PROVIDED INFORMATION ▸
** start **
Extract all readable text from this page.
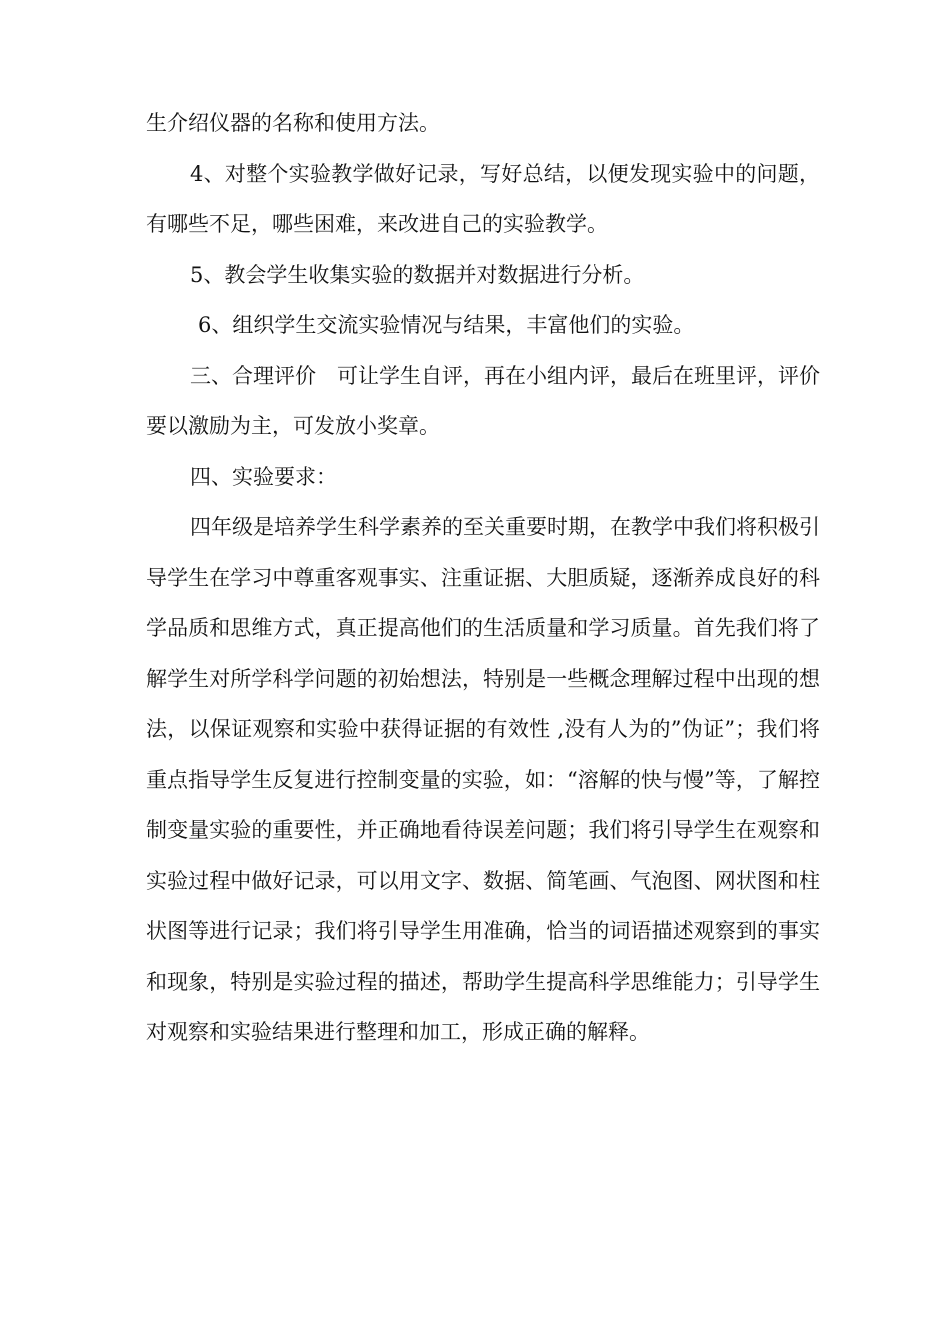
生介绍仪器的名称和使用方法。

4、对整个实验教学做好记录，写好总结，以便发现实验中的问题，有哪些不足，哪些困难，来改进自己的实验教学。

5、教会学生收集实验的数据并对数据进行分析。

6、组织学生交流实验情况与结果，丰富他们的实验。

三、合理评价　可让学生自评，再在小组内评，最后在班里评，评价要以激励为主，可发放小奖章。

四、实验要求：

四年级是培养学生科学素养的至关重要时期，在教学中我们将积极引导学生在学习中尊重客观事实、注重证据、大胆质疑，逐渐养成良好的科学品质和思维方式，真正提高他们的生活质量和学习质量。首先我们将了解学生对所学科学问题的初始想法，特别是一些概念理解过程中出现的想法，以保证观察和实验中获得证据的有效性 ,没有人为的”伪证”；我们将重点指导学生反复进行控制变量的实验，如：“溶解的快与慢”等，了解控制变量实验的重要性，并正确地看待误差问题；我们将引导学生在观察和实验过程中做好记录，可以用文字、数据、简笔画、气泡图、网状图和柱状图等进行记录；我们将引导学生用准确，恰当的词语描述观察到的事实和现象，特别是实验过程的描述，帮助学生提高科学思维能力；引导学生对观察和实验结果进行整理和加工，形成正确的解释。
** end **
Repeat each record exactly as shown above, dropping all images.

IN RESPONSE ▸
Extract all readable text from this page.
生介绍仪器的名称和使用方法。

4、对整个实验教学做好记录，写好总结，以便发现实验中的问题，有哪些不足，哪些困难，来改进自己的实验教学。

5、教会学生收集实验的数据并对数据进行分析。

6、组织学生交流实验情况与结果，丰富他们的实验。

三、合理评价　可让学生自评，再在小组内评，最后在班里评，评价要以激励为主，可发放小奖章。

四、实验要求：

四年级是培养学生科学素养的至关重要时期，在教学中我们将积极引导学生在学习中尊重客观事实、注重证据、大胆质疑，逐渐养成良好的科学品质和思维方式，真正提高他们的生活质量和学习质量。首先我们将了解学生对所学科学问题的初始想法，特别是一些概念理解过程中出现的想法，以保证观察和实验中获得证据的有效性 ,没有人为的”伪证”；我们将重点指导学生反复进行控制变量的实验，如：“溶解的快与慢”等，了解控制变量实验的重要性，并正确地看待误差问题；我们将引导学生在观察和实验过程中做好记录，可以用文字、数据、简笔画、气泡图、网状图和柱状图等进行记录；我们将引导学生用准确，恰当的词语描述观察到的事实和现象，特别是实验过程的描述，帮助学生提高科学思维能力；引导学生对观察和实验结果进行整理和加工，形成正确的解释。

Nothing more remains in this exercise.